* BEGIN *

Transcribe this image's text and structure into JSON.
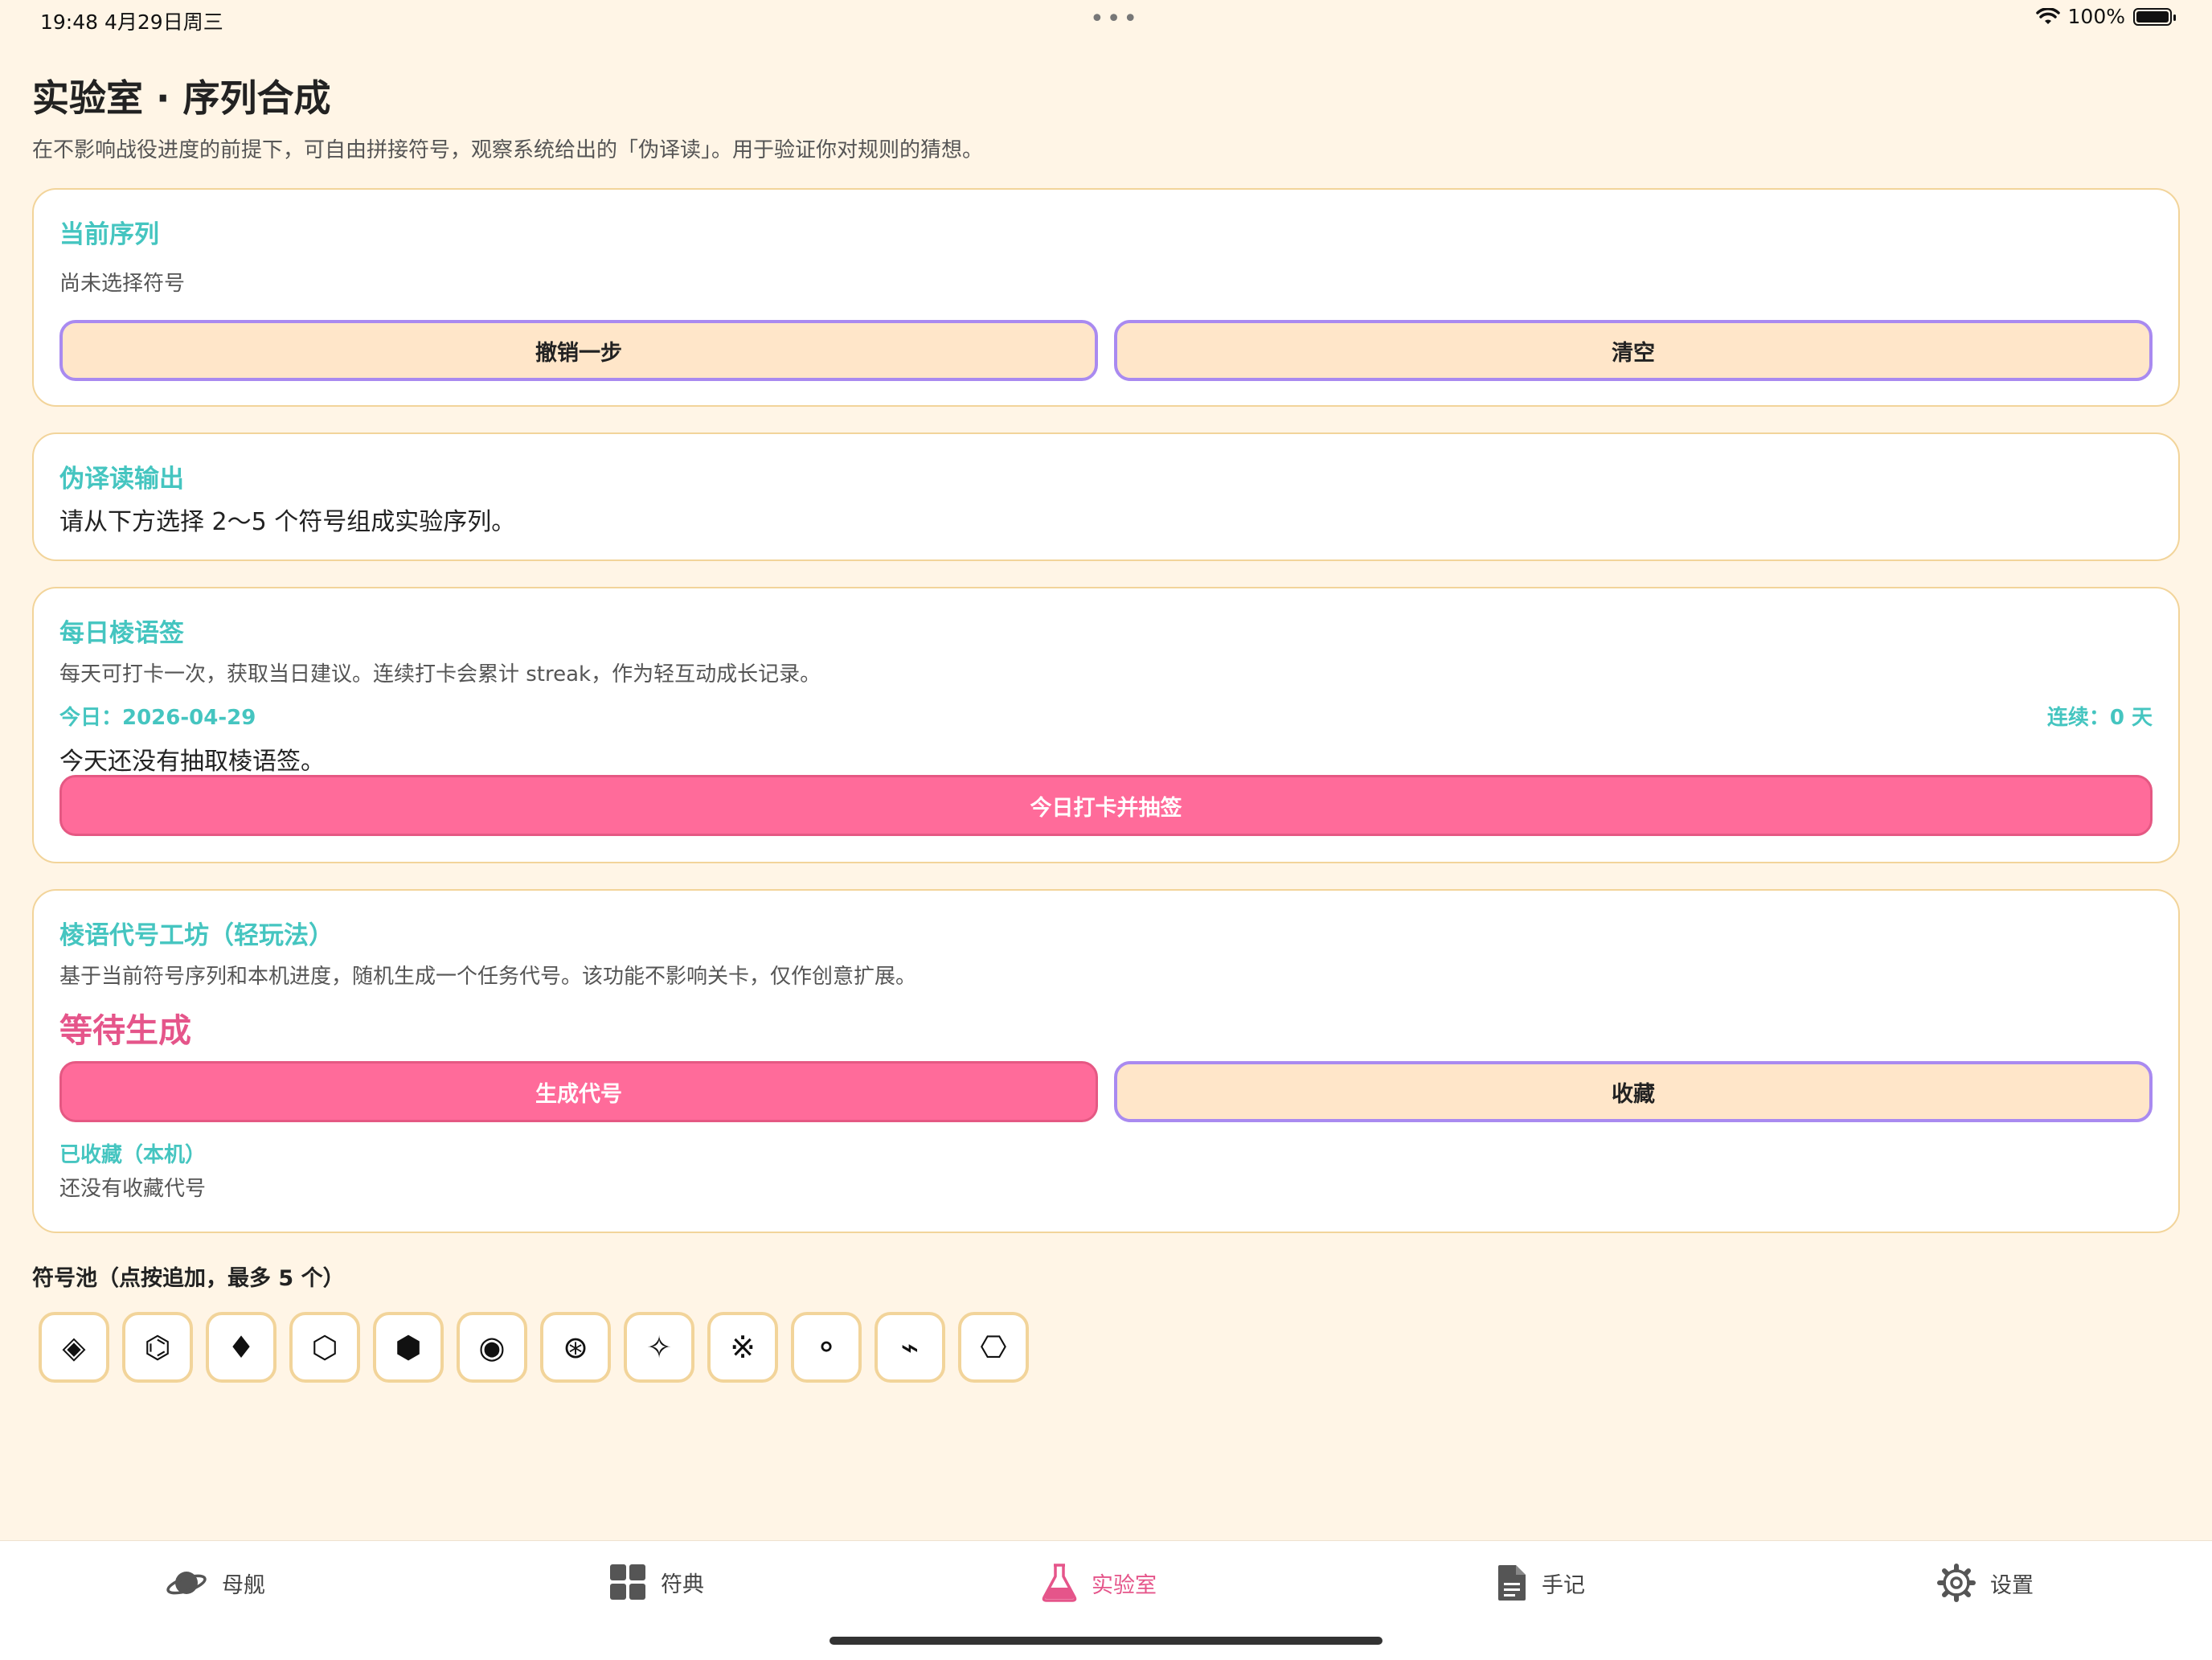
{
  "status": {
    "time_date": "19:48   4月29日周三",
    "battery": "100%"
  },
  "page": {
    "title": "实验室 · 序列合成",
    "subtitle": "在不影响战役进度的前提下，可自由拼接符号，观察系统给出的「伪译读」。用于验证你对规则的猜想。"
  },
  "sequence": {
    "title": "当前序列",
    "empty_text": "尚未选择符号",
    "undo_label": "撤销一步",
    "clear_label": "清空"
  },
  "pseudo": {
    "title": "伪译读输出",
    "text": "请从下方选择 2～5 个符号组成实验序列。"
  },
  "daily": {
    "title": "每日棱语签",
    "desc": "每天可打卡一次，获取当日建议。连续打卡会累计 streak，作为轻互动成长记录。",
    "today": "今日：2026-04-29",
    "streak": "连续：0 天",
    "status": "今天还没有抽取棱语签。",
    "button_label": "今日打卡并抽签"
  },
  "workshop": {
    "title": "棱语代号工坊（轻玩法）",
    "desc": "基于当前符号序列和本机进度，随机生成一个任务代号。该功能不影响关卡，仅作创意扩展。",
    "code": "等待生成",
    "generate_label": "生成代号",
    "save_label": "收藏",
    "saved_title": "已收藏（本机）",
    "saved_empty": "还没有收藏代号"
  },
  "pool": {
    "title": "符号池（点按追加，最多 5 个）",
    "symbols": [
      "◈",
      "⌬",
      "♦",
      "⬡",
      "⬢",
      "◉",
      "⊛",
      "✧",
      "※",
      "⚬",
      "⌁",
      "⎔"
    ]
  },
  "tabs": [
    {
      "label": "母舰",
      "icon": "planet-icon"
    },
    {
      "label": "符典",
      "icon": "grid-icon"
    },
    {
      "label": "实验室",
      "icon": "flask-icon"
    },
    {
      "label": "手记",
      "icon": "document-icon"
    },
    {
      "label": "设置",
      "icon": "gear-icon"
    }
  ],
  "colors": {
    "background": "#FFF5E6",
    "accent_teal": "#45C5C0",
    "accent_pink": "#FF6B9A",
    "card_border": "#F2D49A",
    "button_border": "#A98AF0"
  }
}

* END *

* [Stated exercise] State how many lines above include the word "streak", and nothing more.

* [Response to the exercise] 2